**EXERCISE DESCRIPTION:**
Repeat every entry word for word, but leave the images out of your copy.

**DATA SECTION:**
-----
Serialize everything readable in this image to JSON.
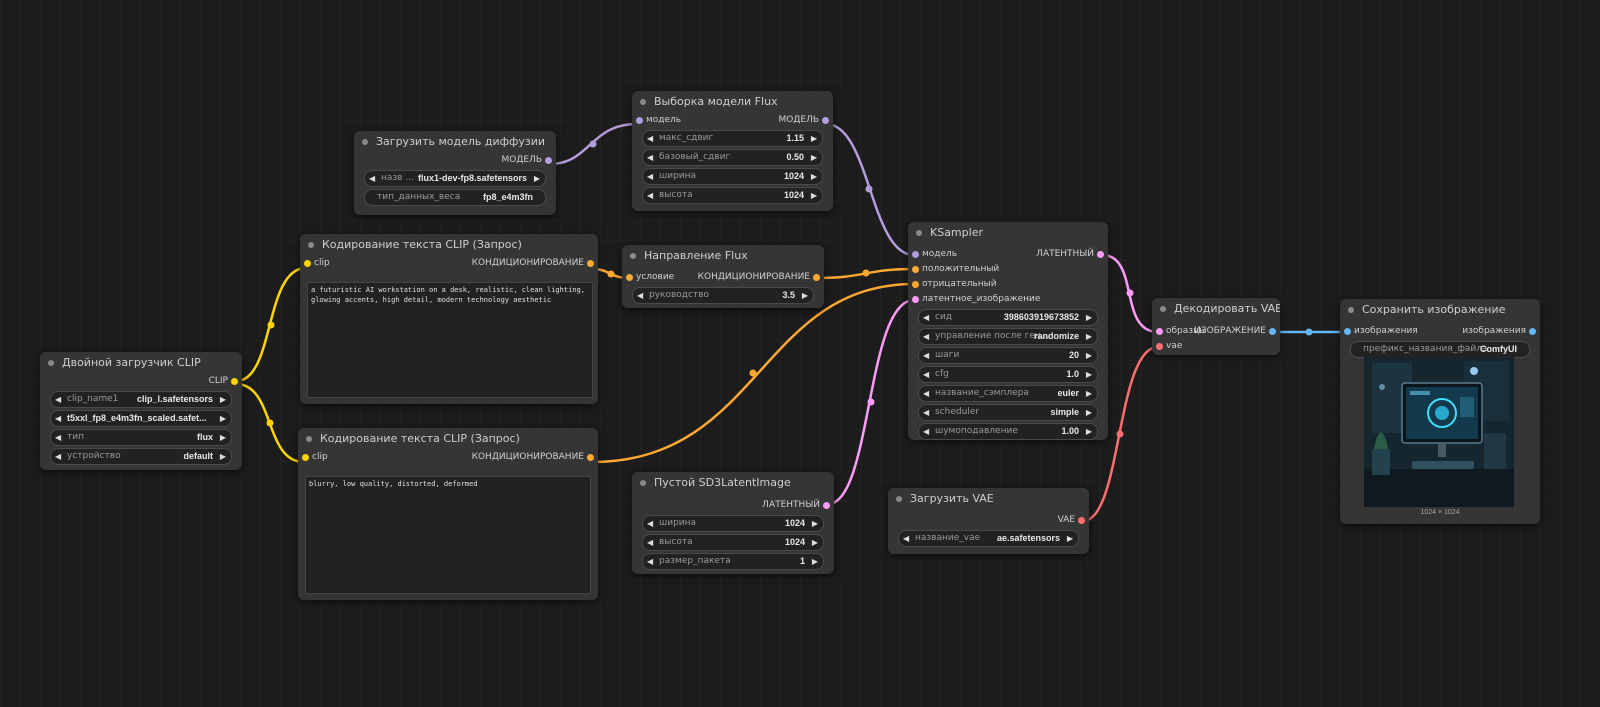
{
  "nodes": {
    "load_diffusion": {
      "title": "Загрузить модель диффузии",
      "output": "МОДЕЛЬ",
      "widgets": [
        {
          "label": "назв ...",
          "value": "flux1-dev-fp8.safetensors"
        },
        {
          "label": "тип_данных_веса",
          "value": "fp8_e4m3fn"
        }
      ]
    },
    "flux_sampling": {
      "title": "Выборка модели Flux",
      "input": "модель",
      "output": "МОДЕЛЬ",
      "widgets": [
        {
          "label": "макс_сдвиг",
          "value": "1.15"
        },
        {
          "label": "базовый_сдвиг",
          "value": "0.50"
        },
        {
          "label": "ширина",
          "value": "1024"
        },
        {
          "label": "высота",
          "value": "1024"
        }
      ]
    },
    "clip_pos": {
      "title": "Кодирование текста CLIP (Запрос)",
      "input": "clip",
      "output": "КОНДИЦИОНИРОВАНИЕ",
      "text": "a futuristic AI workstation on a desk, realistic, clean lighting, glowing accents, high detail, modern technology aesthetic"
    },
    "flux_guidance": {
      "title": "Направление Flux",
      "input": "условие",
      "output": "КОНДИЦИОНИРОВАНИЕ",
      "widgets": [
        {
          "label": "руководство",
          "value": "3.5"
        }
      ]
    },
    "dual_clip": {
      "title": "Двойной загрузчик CLIP",
      "output": "CLIP",
      "widgets": [
        {
          "label": "clip_name1",
          "value": "clip_l.safetensors"
        },
        {
          "label": "",
          "value": "t5xxl_fp8_e4m3fn_scaled.safet..."
        },
        {
          "label": "тип",
          "value": "flux"
        },
        {
          "label": "устройство",
          "value": "default"
        }
      ]
    },
    "clip_neg": {
      "title": "Кодирование текста CLIP (Запрос)",
      "input": "clip",
      "output": "КОНДИЦИОНИРОВАНИЕ",
      "text": "blurry, low quality, distorted, deformed"
    },
    "empty_latent": {
      "title": "Пустой SD3LatentImage",
      "output": "ЛАТЕНТНЫЙ",
      "widgets": [
        {
          "label": "ширина",
          "value": "1024"
        },
        {
          "label": "высота",
          "value": "1024"
        },
        {
          "label": "размер_пакета",
          "value": "1"
        }
      ]
    },
    "ksampler": {
      "title": "KSampler",
      "inputs": [
        "модель",
        "положительный",
        "отрицательный",
        "латентное_изображение"
      ],
      "output": "ЛАТЕНТНЫЙ",
      "widgets": [
        {
          "label": "сид",
          "value": "398603919673852"
        },
        {
          "label": "управление после ген...",
          "value": "randomize"
        },
        {
          "label": "шаги",
          "value": "20"
        },
        {
          "label": "cfg",
          "value": "1.0"
        },
        {
          "label": "название_сэмплера",
          "value": "euler"
        },
        {
          "label": "scheduler",
          "value": "simple"
        },
        {
          "label": "шумоподавление",
          "value": "1.00"
        }
      ]
    },
    "load_vae": {
      "title": "Загрузить VAE",
      "output": "VAE",
      "widgets": [
        {
          "label": "название_vae",
          "value": "ae.safetensors"
        }
      ]
    },
    "vae_decode": {
      "title": "Декодировать VAE",
      "inputs": [
        "образцы",
        "vae"
      ],
      "output": "ИЗОБРАЖЕНИЕ"
    },
    "save_image": {
      "title": "Сохранить изображение",
      "input": "изображения",
      "output": "изображения",
      "widgets": [
        {
          "label": "префикс_названия_файла",
          "value": "ComfyUI"
        }
      ],
      "image_size": "1024 × 1024"
    }
  },
  "colors": {
    "model": "#b39ddb",
    "clip": "#ffd500",
    "conditioning": "#ffa931",
    "latent": "#ff9cf9",
    "vae": "#ff6e6e",
    "image": "#64b5f6"
  }
}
-----
**SOLUTION TO THE EXERCISE:**
Serialize everything readable in this image to JSON.
{
  "nodes": {
    "load_diffusion": {
      "title": "Загрузить модель диффузии",
      "output": "МОДЕЛЬ",
      "widgets": [
        {
          "label": "назв ...",
          "value": "flux1-dev-fp8.safetensors"
        },
        {
          "label": "тип_данных_веса",
          "value": "fp8_e4m3fn"
        }
      ]
    },
    "flux_sampling": {
      "title": "Выборка модели Flux",
      "input": "модель",
      "output": "МОДЕЛЬ",
      "widgets": [
        {
          "label": "макс_сдвиг",
          "value": "1.15"
        },
        {
          "label": "базовый_сдвиг",
          "value": "0.50"
        },
        {
          "label": "ширина",
          "value": "1024"
        },
        {
          "label": "высота",
          "value": "1024"
        }
      ]
    },
    "clip_pos": {
      "title": "Кодирование текста CLIP (Запрос)",
      "input": "clip",
      "output": "КОНДИЦИОНИРОВАНИЕ",
      "text": "a futuristic AI workstation on a desk, realistic, clean lighting, glowing accents, high detail, modern technology aesthetic"
    },
    "flux_guidance": {
      "title": "Направление Flux",
      "input": "условие",
      "output": "КОНДИЦИОНИРОВАНИЕ",
      "widgets": [
        {
          "label": "руководство",
          "value": "3.5"
        }
      ]
    },
    "dual_clip": {
      "title": "Двойной загрузчик CLIP",
      "output": "CLIP",
      "widgets": [
        {
          "label": "clip_name1",
          "value": "clip_l.safetensors"
        },
        {
          "label": "",
          "value": "t5xxl_fp8_e4m3fn_scaled.safet..."
        },
        {
          "label": "тип",
          "value": "flux"
        },
        {
          "label": "устройство",
          "value": "default"
        }
      ]
    },
    "clip_neg": {
      "title": "Кодирование текста CLIP (Запрос)",
      "input": "clip",
      "output": "КОНДИЦИОНИРОВАНИЕ",
      "text": "blurry, low quality, distorted, deformed"
    },
    "empty_latent": {
      "title": "Пустой SD3LatentImage",
      "output": "ЛАТЕНТНЫЙ",
      "widgets": [
        {
          "label": "ширина",
          "value": "1024"
        },
        {
          "label": "высота",
          "value": "1024"
        },
        {
          "label": "размер_пакета",
          "value": "1"
        }
      ]
    },
    "ksampler": {
      "title": "KSampler",
      "inputs": [
        "модель",
        "положительный",
        "отрицательный",
        "латентное_изображение"
      ],
      "output": "ЛАТЕНТНЫЙ",
      "widgets": [
        {
          "label": "сид",
          "value": "398603919673852"
        },
        {
          "label": "управление после ген...",
          "value": "randomize"
        },
        {
          "label": "шаги",
          "value": "20"
        },
        {
          "label": "cfg",
          "value": "1.0"
        },
        {
          "label": "название_сэмплера",
          "value": "euler"
        },
        {
          "label": "scheduler",
          "value": "simple"
        },
        {
          "label": "шумоподавление",
          "value": "1.00"
        }
      ]
    },
    "load_vae": {
      "title": "Загрузить VAE",
      "output": "VAE",
      "widgets": [
        {
          "label": "название_vae",
          "value": "ae.safetensors"
        }
      ]
    },
    "vae_decode": {
      "title": "Декодировать VAE",
      "inputs": [
        "образцы",
        "vae"
      ],
      "output": "ИЗОБРАЖЕНИЕ"
    },
    "save_image": {
      "title": "Сохранить изображение",
      "input": "изображения",
      "output": "изображения",
      "widgets": [
        {
          "label": "префикс_названия_файла",
          "value": "ComfyUI"
        }
      ],
      "image_size": "1024 × 1024"
    }
  },
  "colors": {
    "model": "#b39ddb",
    "clip": "#ffd500",
    "conditioning": "#ffa931",
    "latent": "#ff9cf9",
    "vae": "#ff6e6e",
    "image": "#64b5f6"
  }
}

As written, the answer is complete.